What the exercise asks:
In the material below, the lines containing the word "title" are required; copy each of them.

Figure contents as structured data
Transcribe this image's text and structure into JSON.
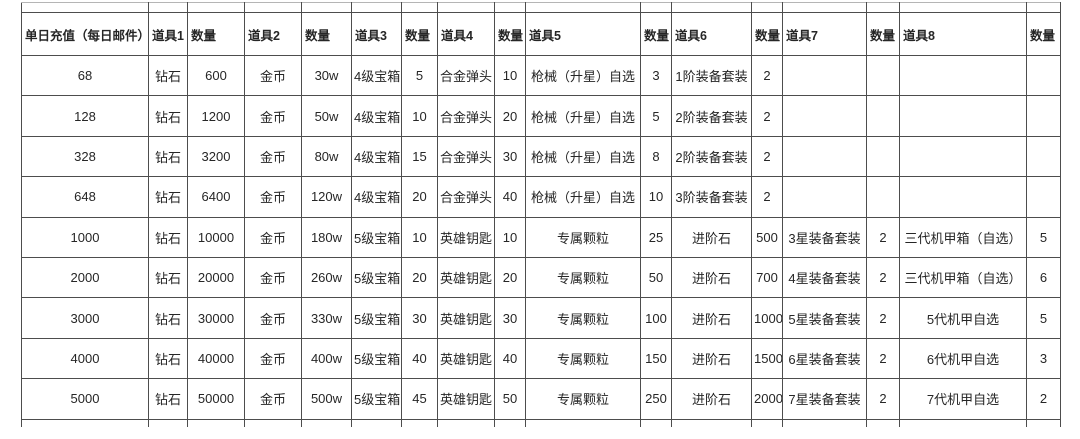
{
  "colors": {
    "border": "#4d4d4d",
    "text": "#262626",
    "background": "#ffffff"
  },
  "table": {
    "columns": [
      "单日充值（每日邮件）",
      "道具1",
      "数量",
      "道具2",
      "数量",
      "道具3",
      "数量",
      "道具4",
      "数量",
      "道具5",
      "数量",
      "道具6",
      "数量",
      "道具7",
      "数量",
      "道具8",
      "数量"
    ],
    "rows": [
      [
        "68",
        "钻石",
        "600",
        "金币",
        "30w",
        "4级宝箱",
        "5",
        "合金弹头",
        "10",
        "枪械（升星）自选",
        "3",
        "1阶装备套装",
        "2",
        "",
        "",
        "",
        ""
      ],
      [
        "128",
        "钻石",
        "1200",
        "金币",
        "50w",
        "4级宝箱",
        "10",
        "合金弹头",
        "20",
        "枪械（升星）自选",
        "5",
        "2阶装备套装",
        "2",
        "",
        "",
        "",
        ""
      ],
      [
        "328",
        "钻石",
        "3200",
        "金币",
        "80w",
        "4级宝箱",
        "15",
        "合金弹头",
        "30",
        "枪械（升星）自选",
        "8",
        "2阶装备套装",
        "2",
        "",
        "",
        "",
        ""
      ],
      [
        "648",
        "钻石",
        "6400",
        "金币",
        "120w",
        "4级宝箱",
        "20",
        "合金弹头",
        "40",
        "枪械（升星）自选",
        "10",
        "3阶装备套装",
        "2",
        "",
        "",
        "",
        ""
      ],
      [
        "1000",
        "钻石",
        "10000",
        "金币",
        "180w",
        "5级宝箱",
        "10",
        "英雄钥匙",
        "10",
        "专属颗粒",
        "25",
        "进阶石",
        "500",
        "3星装备套装",
        "2",
        "三代机甲箱（自选）",
        "5"
      ],
      [
        "2000",
        "钻石",
        "20000",
        "金币",
        "260w",
        "5级宝箱",
        "20",
        "英雄钥匙",
        "20",
        "专属颗粒",
        "50",
        "进阶石",
        "700",
        "4星装备套装",
        "2",
        "三代机甲箱（自选）",
        "6"
      ],
      [
        "3000",
        "钻石",
        "30000",
        "金币",
        "330w",
        "5级宝箱",
        "30",
        "英雄钥匙",
        "30",
        "专属颗粒",
        "100",
        "进阶石",
        "1000",
        "5星装备套装",
        "2",
        "5代机甲自选",
        "5"
      ],
      [
        "4000",
        "钻石",
        "40000",
        "金币",
        "400w",
        "5级宝箱",
        "40",
        "英雄钥匙",
        "40",
        "专属颗粒",
        "150",
        "进阶石",
        "1500",
        "6星装备套装",
        "2",
        "6代机甲自选",
        "3"
      ],
      [
        "5000",
        "钻石",
        "50000",
        "金币",
        "500w",
        "5级宝箱",
        "45",
        "英雄钥匙",
        "50",
        "专属颗粒",
        "250",
        "进阶石",
        "2000",
        "7星装备套装",
        "2",
        "7代机甲自选",
        "2"
      ]
    ]
  }
}
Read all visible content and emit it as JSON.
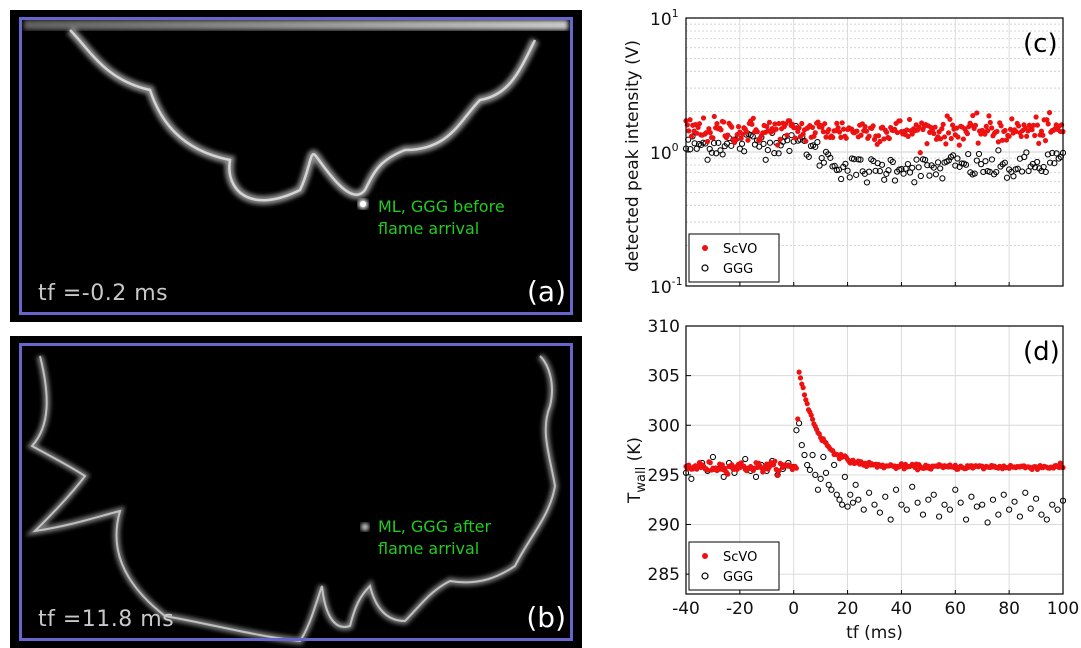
{
  "panels": {
    "a": {
      "letter": "(a)",
      "tf_label": "tf =-0.2 ms",
      "annotation_line1": "ML, GGG before",
      "annotation_line2": "flame arrival"
    },
    "b": {
      "letter": "(b)",
      "tf_label": "tf =11.8 ms",
      "annotation_line1": "ML, GGG after",
      "annotation_line2": "flame arrival"
    }
  },
  "colors": {
    "frame": "#6666cc",
    "annotation": "#22cc22",
    "scvo": "#ee1111",
    "ggg": "#000000"
  },
  "chart_data": [
    {
      "type": "scatter",
      "letter": "(c)",
      "ylabel": "detected peak intensity (V)",
      "yscale": "log",
      "ylim": [
        0.1,
        10
      ],
      "xlim": [
        -40,
        100
      ],
      "y_tick_labels": [
        {
          "base": "10",
          "exp": "-1",
          "value": 0.1
        },
        {
          "base": "10",
          "exp": "0",
          "value": 1
        },
        {
          "base": "10",
          "exp": "1",
          "value": 10
        }
      ],
      "grid": true,
      "legend": "bottom-left",
      "series": [
        {
          "name": "ScVO",
          "marker": "filled-circle",
          "mean": 1.45,
          "x_start": -40,
          "x_end": 100,
          "x_step": 0.5
        },
        {
          "name": "GGG",
          "marker": "open-circle",
          "trend": [
            [
              -40,
              1.1
            ],
            [
              -20,
              1.15
            ],
            [
              0,
              1.25
            ],
            [
              10,
              0.95
            ],
            [
              20,
              0.75
            ],
            [
              30,
              0.72
            ],
            [
              40,
              0.8
            ],
            [
              50,
              0.72
            ],
            [
              60,
              0.8
            ],
            [
              70,
              0.78
            ],
            [
              80,
              0.75
            ],
            [
              90,
              0.78
            ],
            [
              100,
              0.9
            ]
          ],
          "x_start": -40,
          "x_end": 100,
          "x_step": 0.8
        }
      ]
    },
    {
      "type": "scatter",
      "letter": "(d)",
      "ylabel": "T",
      "ylabel_sub": "wall",
      "ylabel_unit": "(K)",
      "xlabel": "tf (ms)",
      "xlim": [
        -40,
        100
      ],
      "ylim": [
        283,
        310
      ],
      "x_ticks": [
        -40,
        -20,
        0,
        20,
        40,
        60,
        80,
        100
      ],
      "y_ticks": [
        285,
        290,
        295,
        300,
        305,
        310
      ],
      "grid": true,
      "legend": "bottom-left",
      "series": [
        {
          "name": "ScVO",
          "marker": "filled-circle",
          "baseline": 295.8,
          "peak": 305.5,
          "peak_x": 2,
          "decay_ms": 7,
          "x_start": -40,
          "x_end": 100,
          "x_step": 0.5
        },
        {
          "name": "GGG",
          "marker": "open-circle",
          "points": [
            [
              -40,
              295.2
            ],
            [
              -38,
              294.6
            ],
            [
              -36,
              295.8
            ],
            [
              -34,
              296.2
            ],
            [
              -32,
              295.4
            ],
            [
              -30,
              296.8
            ],
            [
              -28,
              295.6
            ],
            [
              -26,
              294.8
            ],
            [
              -24,
              296.2
            ],
            [
              -22,
              295.2
            ],
            [
              -20,
              295.8
            ],
            [
              -18,
              296.6
            ],
            [
              -16,
              295.4
            ],
            [
              -14,
              294.8
            ],
            [
              -12,
              296
            ],
            [
              -10,
              295.4
            ],
            [
              -8,
              296.4
            ],
            [
              -6,
              295
            ],
            [
              -4,
              295.6
            ],
            [
              -2,
              296.2
            ],
            [
              0,
              295.8
            ],
            [
              1,
              299.5
            ],
            [
              2,
              300.2
            ],
            [
              3,
              298
            ],
            [
              4,
              297
            ],
            [
              5,
              296
            ],
            [
              6,
              295.5
            ],
            [
              7,
              297
            ],
            [
              8,
              295
            ],
            [
              9,
              293.5
            ],
            [
              10,
              294.6
            ],
            [
              11,
              296.8
            ],
            [
              12,
              295.2
            ],
            [
              13,
              294
            ],
            [
              14,
              293.5
            ],
            [
              15,
              296
            ],
            [
              16,
              293
            ],
            [
              17,
              292.5
            ],
            [
              18,
              292
            ],
            [
              19,
              294.8
            ],
            [
              20,
              291.8
            ],
            [
              21,
              293
            ],
            [
              22,
              292.2
            ],
            [
              23,
              294
            ],
            [
              24,
              292.5
            ],
            [
              26,
              291.5
            ],
            [
              28,
              293.2
            ],
            [
              30,
              292
            ],
            [
              32,
              291.2
            ],
            [
              34,
              292.8
            ],
            [
              36,
              290.5
            ],
            [
              38,
              293.5
            ],
            [
              40,
              292
            ],
            [
              42,
              291.5
            ],
            [
              44,
              293.8
            ],
            [
              46,
              292.2
            ],
            [
              48,
              291
            ],
            [
              50,
              292.5
            ],
            [
              52,
              293
            ],
            [
              54,
              290.8
            ],
            [
              56,
              292
            ],
            [
              58,
              291.5
            ],
            [
              60,
              293.5
            ],
            [
              62,
              292.2
            ],
            [
              64,
              290.5
            ],
            [
              66,
              292.8
            ],
            [
              68,
              291.8
            ],
            [
              70,
              292
            ],
            [
              72,
              290.2
            ],
            [
              74,
              292.5
            ],
            [
              76,
              291
            ],
            [
              78,
              293
            ],
            [
              80,
              291.5
            ],
            [
              82,
              292.3
            ],
            [
              84,
              290.8
            ],
            [
              86,
              293.2
            ],
            [
              88,
              291.6
            ],
            [
              90,
              292.6
            ],
            [
              92,
              291
            ],
            [
              94,
              290.5
            ],
            [
              96,
              292
            ],
            [
              98,
              291.5
            ],
            [
              100,
              292.4
            ]
          ]
        }
      ]
    }
  ]
}
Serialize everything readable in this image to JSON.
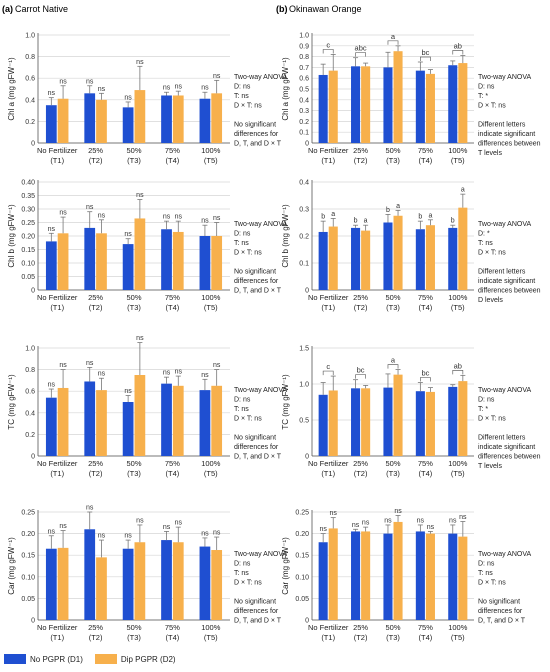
{
  "colors": {
    "d1": "#1f4fd1",
    "d2": "#f7b04c"
  },
  "legend": {
    "d1": "No PGPR (D1)",
    "d2": "Dip PGPR (D2)"
  },
  "panels": [
    {
      "letter": "(a)",
      "title": "Carrot Native"
    },
    {
      "letter": "(b)",
      "title": "Okinawan Orange"
    }
  ],
  "chart_data": [
    {
      "type": "bar",
      "panel": "a",
      "ylabel": "Chl a (mg gFW⁻¹)",
      "ylim": [
        0,
        1.0
      ],
      "yticks": [
        "0",
        "0.2",
        "0.4",
        "0.6",
        "0.8",
        "1.0"
      ],
      "categories": [
        "No Fertilizer\n(T1)",
        "25%\n(T2)",
        "50%\n(T3)",
        "75%\n(T4)",
        "100%\n(T5)"
      ],
      "series": [
        {
          "name": "No PGPR (D1)",
          "values": [
            0.35,
            0.46,
            0.33,
            0.44,
            0.41
          ],
          "errors": [
            0.07,
            0.07,
            0.05,
            0.03,
            0.06
          ],
          "labels": [
            "ns",
            "ns",
            "ns",
            "ns",
            "ns"
          ]
        },
        {
          "name": "Dip PGPR (D2)",
          "values": [
            0.41,
            0.4,
            0.49,
            0.44,
            0.46
          ],
          "errors": [
            0.12,
            0.06,
            0.22,
            0.04,
            0.12
          ],
          "labels": [
            "ns",
            "ns",
            "ns",
            "ns",
            "ns"
          ]
        }
      ],
      "group_labels": [],
      "annotation": [
        "Two-way ANOVA",
        "D: ns",
        "T: ns",
        "D × T: ns",
        "",
        "No significant",
        "differences for",
        "D, T, and D × T"
      ]
    },
    {
      "type": "bar",
      "panel": "b",
      "ylabel": "Chl a (mg gFW⁻¹)",
      "ylim": [
        0,
        1.0
      ],
      "yticks": [
        "0",
        "0.1",
        "0.2",
        "0.3",
        "0.4",
        "0.5",
        "0.6",
        "0.7",
        "0.8",
        "0.9",
        "1.0"
      ],
      "categories": [
        "No Fertilizer\n(T1)",
        "25%\n(T2)",
        "50%\n(T3)",
        "75%\n(T4)",
        "100%\n(T5)"
      ],
      "series": [
        {
          "name": "No PGPR (D1)",
          "values": [
            0.63,
            0.71,
            0.7,
            0.67,
            0.72
          ],
          "errors": [
            0.1,
            0.08,
            0.14,
            0.08,
            0.04
          ],
          "labels": [
            "",
            "",
            "",
            "",
            ""
          ]
        },
        {
          "name": "Dip PGPR (D2)",
          "values": [
            0.67,
            0.71,
            0.85,
            0.64,
            0.74
          ],
          "errors": [
            0.15,
            0.03,
            0.05,
            0.04,
            0.07
          ],
          "labels": [
            "",
            "",
            "",
            "",
            ""
          ]
        }
      ],
      "group_labels": [
        "c",
        "abc",
        "a",
        "bc",
        "ab"
      ],
      "annotation": [
        "Two-way ANOVA",
        "D: ns",
        "T: *",
        "D × T: ns",
        "",
        "Different letters",
        "indicate significant",
        "differences between",
        "T levels"
      ]
    },
    {
      "type": "bar",
      "panel": "a",
      "ylabel": "Chl b (mg gFW⁻¹)",
      "ylim": [
        0,
        0.4
      ],
      "yticks": [
        "0",
        "0.05",
        "0.10",
        "0.15",
        "0.20",
        "0.25",
        "0.30",
        "0.35",
        "0.40"
      ],
      "categories": [
        "No Fertilizer\n(T1)",
        "25%\n(T2)",
        "50%\n(T3)",
        "75%\n(T4)",
        "100%\n(T5)"
      ],
      "series": [
        {
          "name": "No PGPR (D1)",
          "values": [
            0.18,
            0.23,
            0.17,
            0.225,
            0.2
          ],
          "errors": [
            0.03,
            0.06,
            0.02,
            0.03,
            0.04
          ],
          "labels": [
            "ns",
            "ns",
            "ns",
            "ns",
            "ns"
          ]
        },
        {
          "name": "Dip PGPR (D2)",
          "values": [
            0.21,
            0.21,
            0.265,
            0.215,
            0.2
          ],
          "errors": [
            0.06,
            0.05,
            0.07,
            0.04,
            0.05
          ],
          "labels": [
            "ns",
            "ns",
            "ns",
            "ns",
            "ns"
          ]
        }
      ],
      "group_labels": [],
      "annotation": [
        "Two-way ANOVA",
        "D: ns",
        "T: ns",
        "D × T: ns",
        "",
        "No significant",
        "differences for",
        "D, T, and D × T"
      ]
    },
    {
      "type": "bar",
      "panel": "b",
      "ylabel": "Chl b (mg gFW⁻¹)",
      "ylim": [
        0,
        0.4
      ],
      "yticks": [
        "0",
        "0.1",
        "0.2",
        "0.3",
        "0.4"
      ],
      "categories": [
        "No Fertilizer\n(T1)",
        "25%\n(T2)",
        "50%\n(T3)",
        "75%\n(T4)",
        "100%\n(T5)"
      ],
      "series": [
        {
          "name": "No PGPR (D1)",
          "values": [
            0.215,
            0.23,
            0.25,
            0.225,
            0.23
          ],
          "errors": [
            0.04,
            0.01,
            0.03,
            0.03,
            0.01
          ],
          "labels": [
            "b",
            "b",
            "b",
            "b",
            "b"
          ]
        },
        {
          "name": "Dip PGPR (D2)",
          "values": [
            0.235,
            0.22,
            0.275,
            0.24,
            0.305
          ],
          "errors": [
            0.03,
            0.02,
            0.02,
            0.02,
            0.05
          ],
          "labels": [
            "a",
            "a",
            "a",
            "a",
            "a"
          ]
        }
      ],
      "group_labels": [],
      "annotation": [
        "Two-way ANOVA",
        "D: *",
        "T: ns",
        "D × T: ns",
        "",
        "Different letters",
        "indicate significant",
        "differences between",
        "D levels"
      ]
    },
    {
      "type": "bar",
      "panel": "a",
      "ylabel": "TC (mg gFW⁻¹)",
      "ylim": [
        0,
        1.0
      ],
      "yticks": [
        "0",
        "0.2",
        "0.4",
        "0.6",
        "0.8",
        "1.0"
      ],
      "categories": [
        "No Fertilizer\n(T1)",
        "25%\n(T2)",
        "50%\n(T3)",
        "75%\n(T4)",
        "100%\n(T5)"
      ],
      "series": [
        {
          "name": "No PGPR (D1)",
          "values": [
            0.54,
            0.69,
            0.5,
            0.67,
            0.61
          ],
          "errors": [
            0.08,
            0.13,
            0.06,
            0.06,
            0.1
          ],
          "labels": [
            "ns",
            "ns",
            "ns",
            "ns",
            "ns"
          ]
        },
        {
          "name": "Dip PGPR (D2)",
          "values": [
            0.63,
            0.61,
            0.75,
            0.65,
            0.65
          ],
          "errors": [
            0.17,
            0.11,
            0.3,
            0.09,
            0.15
          ],
          "labels": [
            "ns",
            "ns",
            "ns",
            "ns",
            "ns"
          ]
        }
      ],
      "group_labels": [],
      "annotation": [
        "Two-way ANOVA",
        "D: ns",
        "T: ns",
        "D × T: ns",
        "",
        "No significant",
        "differences for",
        "D, T, and D × T"
      ]
    },
    {
      "type": "bar",
      "panel": "b",
      "ylabel": "TC (mg gFW⁻¹)",
      "ylim": [
        0,
        1.5
      ],
      "yticks": [
        "0",
        "0.5",
        "1.0",
        "1.5"
      ],
      "categories": [
        "No Fertilizer\n(T1)",
        "25%\n(T2)",
        "50%\n(T3)",
        "75%\n(T4)",
        "100%\n(T5)"
      ],
      "series": [
        {
          "name": "No PGPR (D1)",
          "values": [
            0.85,
            0.94,
            0.95,
            0.9,
            0.96
          ],
          "errors": [
            0.17,
            0.12,
            0.19,
            0.12,
            0.03
          ],
          "labels": [
            "",
            "",
            "",
            "",
            ""
          ]
        },
        {
          "name": "Dip PGPR (D2)",
          "values": [
            0.91,
            0.94,
            1.13,
            0.89,
            1.04
          ],
          "errors": [
            0.2,
            0.04,
            0.07,
            0.06,
            0.08
          ],
          "labels": [
            "",
            "",
            "",
            "",
            ""
          ]
        }
      ],
      "group_labels": [
        "c",
        "bc",
        "a",
        "bc",
        "ab"
      ],
      "annotation": [
        "Two-way ANOVA",
        "D: ns",
        "T: *",
        "D × T: ns",
        "",
        "Different letters",
        "indicate significant",
        "differences between",
        "T levels"
      ]
    },
    {
      "type": "bar",
      "panel": "a",
      "ylabel": "Car (mg gFW⁻¹)",
      "ylim": [
        0,
        0.25
      ],
      "yticks": [
        "0",
        "0.05",
        "0.10",
        "0.15",
        "0.20",
        "0.25"
      ],
      "categories": [
        "No Fertilizer\n(T1)",
        "25%\n(T2)",
        "50%\n(T3)",
        "75%\n(T4)",
        "100%\n(T5)"
      ],
      "series": [
        {
          "name": "No PGPR (D1)",
          "values": [
            0.165,
            0.21,
            0.165,
            0.185,
            0.17
          ],
          "errors": [
            0.03,
            0.04,
            0.02,
            0.02,
            0.02
          ],
          "labels": [
            "ns",
            "ns",
            "ns",
            "ns",
            "ns"
          ]
        },
        {
          "name": "Dip PGPR (D2)",
          "values": [
            0.167,
            0.145,
            0.18,
            0.18,
            0.162
          ],
          "errors": [
            0.04,
            0.04,
            0.04,
            0.035,
            0.03
          ],
          "labels": [
            "ns",
            "ns",
            "ns",
            "ns",
            "ns"
          ]
        }
      ],
      "group_labels": [],
      "annotation": [
        "Two-way ANOVA",
        "D: ns",
        "T: ns",
        "D × T: ns",
        "",
        "No significant",
        "differences for",
        "D, T, and D × T"
      ]
    },
    {
      "type": "bar",
      "panel": "b",
      "ylabel": "Car (mg gFW⁻¹)",
      "ylim": [
        0,
        0.25
      ],
      "yticks": [
        "0",
        "0.05",
        "0.10",
        "0.15",
        "0.20",
        "0.25"
      ],
      "categories": [
        "No Fertilizer\n(T1)",
        "25%\n(T2)",
        "50%\n(T3)",
        "75%\n(T4)",
        "100%\n(T5)"
      ],
      "series": [
        {
          "name": "No PGPR (D1)",
          "values": [
            0.18,
            0.205,
            0.2,
            0.205,
            0.2
          ],
          "errors": [
            0.02,
            0.005,
            0.02,
            0.015,
            0.02
          ],
          "labels": [
            "ns",
            "ns",
            "ns",
            "ns",
            "ns"
          ]
        },
        {
          "name": "Dip PGPR (D2)",
          "values": [
            0.212,
            0.205,
            0.227,
            0.2,
            0.193
          ],
          "errors": [
            0.025,
            0.01,
            0.015,
            0.005,
            0.035
          ],
          "labels": [
            "ns",
            "ns",
            "ns",
            "ns",
            "ns"
          ]
        }
      ],
      "group_labels": [],
      "annotation": [
        "Two-way ANOVA",
        "D: ns",
        "T: ns",
        "D × T: ns",
        "",
        "No significant",
        "differences for",
        "D, T, and D × T"
      ]
    }
  ]
}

Response:
      "title": "Carrot Native"
      "title": "Okinawan Orange"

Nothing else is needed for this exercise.